> Exercise goal
Figure out how many lines of the material below contain the word "россии". Answer with the number only.

> Data supplied
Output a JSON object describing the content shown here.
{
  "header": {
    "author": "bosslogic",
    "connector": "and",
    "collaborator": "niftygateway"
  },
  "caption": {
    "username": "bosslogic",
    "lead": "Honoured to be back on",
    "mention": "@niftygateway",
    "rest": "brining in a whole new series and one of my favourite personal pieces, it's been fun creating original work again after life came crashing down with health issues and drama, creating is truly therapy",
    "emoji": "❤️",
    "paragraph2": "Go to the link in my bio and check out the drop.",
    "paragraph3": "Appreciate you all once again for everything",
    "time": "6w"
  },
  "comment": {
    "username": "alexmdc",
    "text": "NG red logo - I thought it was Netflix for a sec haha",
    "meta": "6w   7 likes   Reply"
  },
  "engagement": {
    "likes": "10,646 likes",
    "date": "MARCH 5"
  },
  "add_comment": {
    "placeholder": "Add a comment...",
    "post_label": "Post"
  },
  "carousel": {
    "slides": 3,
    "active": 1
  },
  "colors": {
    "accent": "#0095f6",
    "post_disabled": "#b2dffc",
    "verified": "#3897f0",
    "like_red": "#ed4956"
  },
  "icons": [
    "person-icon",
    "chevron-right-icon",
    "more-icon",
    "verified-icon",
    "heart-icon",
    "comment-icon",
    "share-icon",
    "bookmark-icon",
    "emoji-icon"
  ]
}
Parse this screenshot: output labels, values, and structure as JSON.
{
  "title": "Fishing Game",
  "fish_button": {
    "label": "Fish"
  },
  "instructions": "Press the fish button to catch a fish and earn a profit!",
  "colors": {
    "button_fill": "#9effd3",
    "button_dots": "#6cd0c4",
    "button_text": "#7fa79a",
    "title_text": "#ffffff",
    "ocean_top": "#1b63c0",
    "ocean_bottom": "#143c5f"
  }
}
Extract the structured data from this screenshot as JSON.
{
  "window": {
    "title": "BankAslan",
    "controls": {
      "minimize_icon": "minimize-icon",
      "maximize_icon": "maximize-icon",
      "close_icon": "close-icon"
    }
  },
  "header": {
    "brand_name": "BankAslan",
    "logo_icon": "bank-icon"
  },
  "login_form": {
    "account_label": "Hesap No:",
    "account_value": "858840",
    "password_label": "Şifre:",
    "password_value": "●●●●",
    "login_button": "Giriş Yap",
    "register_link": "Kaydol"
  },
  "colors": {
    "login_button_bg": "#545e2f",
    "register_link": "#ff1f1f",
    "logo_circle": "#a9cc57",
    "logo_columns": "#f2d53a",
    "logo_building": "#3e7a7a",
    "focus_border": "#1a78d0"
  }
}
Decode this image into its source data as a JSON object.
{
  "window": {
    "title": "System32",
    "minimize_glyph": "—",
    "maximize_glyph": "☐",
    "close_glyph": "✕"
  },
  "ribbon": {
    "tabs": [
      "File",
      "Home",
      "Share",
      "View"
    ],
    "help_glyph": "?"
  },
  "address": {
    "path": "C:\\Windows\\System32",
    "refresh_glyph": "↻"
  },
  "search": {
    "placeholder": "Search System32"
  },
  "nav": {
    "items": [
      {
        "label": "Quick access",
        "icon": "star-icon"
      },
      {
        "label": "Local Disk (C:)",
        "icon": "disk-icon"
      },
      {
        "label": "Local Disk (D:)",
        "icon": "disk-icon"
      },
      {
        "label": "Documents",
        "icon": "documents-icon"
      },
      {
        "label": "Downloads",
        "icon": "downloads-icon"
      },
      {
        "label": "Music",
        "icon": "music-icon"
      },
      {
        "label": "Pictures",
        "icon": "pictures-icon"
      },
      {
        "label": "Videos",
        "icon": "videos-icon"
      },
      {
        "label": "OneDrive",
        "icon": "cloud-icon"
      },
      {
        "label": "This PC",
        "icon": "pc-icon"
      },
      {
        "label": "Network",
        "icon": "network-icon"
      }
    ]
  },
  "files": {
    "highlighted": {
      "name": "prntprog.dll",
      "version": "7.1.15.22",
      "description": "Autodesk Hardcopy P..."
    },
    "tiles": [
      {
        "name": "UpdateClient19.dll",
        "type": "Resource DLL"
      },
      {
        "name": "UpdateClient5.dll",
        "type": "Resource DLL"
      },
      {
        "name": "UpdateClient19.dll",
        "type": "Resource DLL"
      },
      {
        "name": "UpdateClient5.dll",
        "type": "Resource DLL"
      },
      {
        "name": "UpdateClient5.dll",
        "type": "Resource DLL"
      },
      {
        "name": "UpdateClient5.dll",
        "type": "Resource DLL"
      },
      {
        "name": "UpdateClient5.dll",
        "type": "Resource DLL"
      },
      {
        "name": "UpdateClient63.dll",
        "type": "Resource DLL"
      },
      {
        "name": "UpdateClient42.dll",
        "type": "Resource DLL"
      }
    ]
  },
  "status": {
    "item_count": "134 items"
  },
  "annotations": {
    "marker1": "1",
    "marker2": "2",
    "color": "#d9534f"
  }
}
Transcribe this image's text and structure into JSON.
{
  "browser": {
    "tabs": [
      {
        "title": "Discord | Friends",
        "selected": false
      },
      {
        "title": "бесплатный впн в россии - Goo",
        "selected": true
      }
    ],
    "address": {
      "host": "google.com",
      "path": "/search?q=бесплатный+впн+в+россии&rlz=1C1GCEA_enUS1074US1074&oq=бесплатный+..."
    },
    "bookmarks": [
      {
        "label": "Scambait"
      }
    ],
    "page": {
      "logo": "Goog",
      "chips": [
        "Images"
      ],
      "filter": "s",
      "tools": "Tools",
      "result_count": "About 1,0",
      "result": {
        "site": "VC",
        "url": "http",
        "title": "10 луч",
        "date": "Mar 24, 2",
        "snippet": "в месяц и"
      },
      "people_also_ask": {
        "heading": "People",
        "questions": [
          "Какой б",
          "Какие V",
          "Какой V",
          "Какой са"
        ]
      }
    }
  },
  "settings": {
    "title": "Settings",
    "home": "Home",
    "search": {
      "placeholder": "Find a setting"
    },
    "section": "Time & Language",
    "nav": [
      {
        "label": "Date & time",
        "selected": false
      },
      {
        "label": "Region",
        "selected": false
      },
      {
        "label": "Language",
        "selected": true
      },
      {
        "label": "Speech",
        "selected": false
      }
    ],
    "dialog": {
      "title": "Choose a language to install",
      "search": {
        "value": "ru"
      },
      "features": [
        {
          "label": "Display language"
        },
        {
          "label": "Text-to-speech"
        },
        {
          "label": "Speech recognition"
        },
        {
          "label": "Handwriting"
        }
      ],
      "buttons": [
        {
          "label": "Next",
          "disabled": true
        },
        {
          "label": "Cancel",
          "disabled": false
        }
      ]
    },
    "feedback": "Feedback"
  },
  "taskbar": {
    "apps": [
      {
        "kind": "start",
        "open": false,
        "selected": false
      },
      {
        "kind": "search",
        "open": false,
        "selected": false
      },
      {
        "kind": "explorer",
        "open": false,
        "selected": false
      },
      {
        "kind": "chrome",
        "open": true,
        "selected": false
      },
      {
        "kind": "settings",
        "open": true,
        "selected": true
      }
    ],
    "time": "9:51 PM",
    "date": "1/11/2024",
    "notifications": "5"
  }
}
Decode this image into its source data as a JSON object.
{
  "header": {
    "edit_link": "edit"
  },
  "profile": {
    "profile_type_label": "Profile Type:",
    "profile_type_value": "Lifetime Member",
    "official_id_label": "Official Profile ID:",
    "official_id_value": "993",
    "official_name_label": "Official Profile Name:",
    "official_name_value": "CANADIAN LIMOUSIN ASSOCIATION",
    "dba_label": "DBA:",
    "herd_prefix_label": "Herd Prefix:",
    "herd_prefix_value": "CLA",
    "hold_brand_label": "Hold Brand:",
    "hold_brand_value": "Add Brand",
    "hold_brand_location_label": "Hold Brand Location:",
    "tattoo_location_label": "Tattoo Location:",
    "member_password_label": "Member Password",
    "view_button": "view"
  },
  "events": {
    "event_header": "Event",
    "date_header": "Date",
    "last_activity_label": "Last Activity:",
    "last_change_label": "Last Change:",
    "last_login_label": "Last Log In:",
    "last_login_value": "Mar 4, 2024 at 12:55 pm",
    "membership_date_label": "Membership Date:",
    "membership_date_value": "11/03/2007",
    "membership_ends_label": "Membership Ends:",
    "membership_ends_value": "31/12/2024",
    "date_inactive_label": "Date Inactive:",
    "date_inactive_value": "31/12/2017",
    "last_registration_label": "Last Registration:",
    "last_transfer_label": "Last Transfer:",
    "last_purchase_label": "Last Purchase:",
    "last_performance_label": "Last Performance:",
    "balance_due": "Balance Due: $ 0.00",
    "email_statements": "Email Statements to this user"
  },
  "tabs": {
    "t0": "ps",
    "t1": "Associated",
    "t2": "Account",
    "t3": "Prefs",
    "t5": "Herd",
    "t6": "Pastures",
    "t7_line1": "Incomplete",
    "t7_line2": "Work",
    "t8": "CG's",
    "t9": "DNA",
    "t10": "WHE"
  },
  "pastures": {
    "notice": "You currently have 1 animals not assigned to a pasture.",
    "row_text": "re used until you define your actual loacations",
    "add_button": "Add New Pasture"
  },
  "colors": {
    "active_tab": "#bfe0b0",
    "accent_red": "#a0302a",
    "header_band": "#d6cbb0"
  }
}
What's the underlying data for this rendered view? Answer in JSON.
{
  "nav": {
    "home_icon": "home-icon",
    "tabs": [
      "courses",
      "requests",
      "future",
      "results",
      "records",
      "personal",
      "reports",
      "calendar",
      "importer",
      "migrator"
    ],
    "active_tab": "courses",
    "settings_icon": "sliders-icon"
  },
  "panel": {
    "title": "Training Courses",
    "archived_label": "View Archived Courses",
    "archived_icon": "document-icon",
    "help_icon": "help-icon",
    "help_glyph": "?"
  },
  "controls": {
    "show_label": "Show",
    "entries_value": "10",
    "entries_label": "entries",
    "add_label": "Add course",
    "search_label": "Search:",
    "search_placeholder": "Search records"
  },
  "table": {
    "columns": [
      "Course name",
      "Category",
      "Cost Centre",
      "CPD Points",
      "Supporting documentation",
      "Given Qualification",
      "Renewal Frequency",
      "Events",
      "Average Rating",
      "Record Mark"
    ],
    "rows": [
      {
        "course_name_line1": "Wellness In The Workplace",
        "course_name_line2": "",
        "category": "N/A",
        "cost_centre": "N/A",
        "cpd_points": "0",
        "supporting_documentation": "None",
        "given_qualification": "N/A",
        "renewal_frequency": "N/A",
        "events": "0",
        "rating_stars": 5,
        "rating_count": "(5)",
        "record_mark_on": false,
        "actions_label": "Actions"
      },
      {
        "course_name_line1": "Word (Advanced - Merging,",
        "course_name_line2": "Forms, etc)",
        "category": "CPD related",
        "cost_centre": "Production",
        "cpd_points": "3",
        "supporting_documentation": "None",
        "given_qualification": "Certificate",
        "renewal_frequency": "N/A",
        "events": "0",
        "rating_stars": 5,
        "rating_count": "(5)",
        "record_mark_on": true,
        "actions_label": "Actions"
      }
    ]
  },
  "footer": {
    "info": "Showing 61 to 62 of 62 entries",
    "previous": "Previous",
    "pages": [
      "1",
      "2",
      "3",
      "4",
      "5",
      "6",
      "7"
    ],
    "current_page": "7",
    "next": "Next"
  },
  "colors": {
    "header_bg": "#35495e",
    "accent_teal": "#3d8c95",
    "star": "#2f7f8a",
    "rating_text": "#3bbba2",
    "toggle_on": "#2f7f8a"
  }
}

> Task answer
2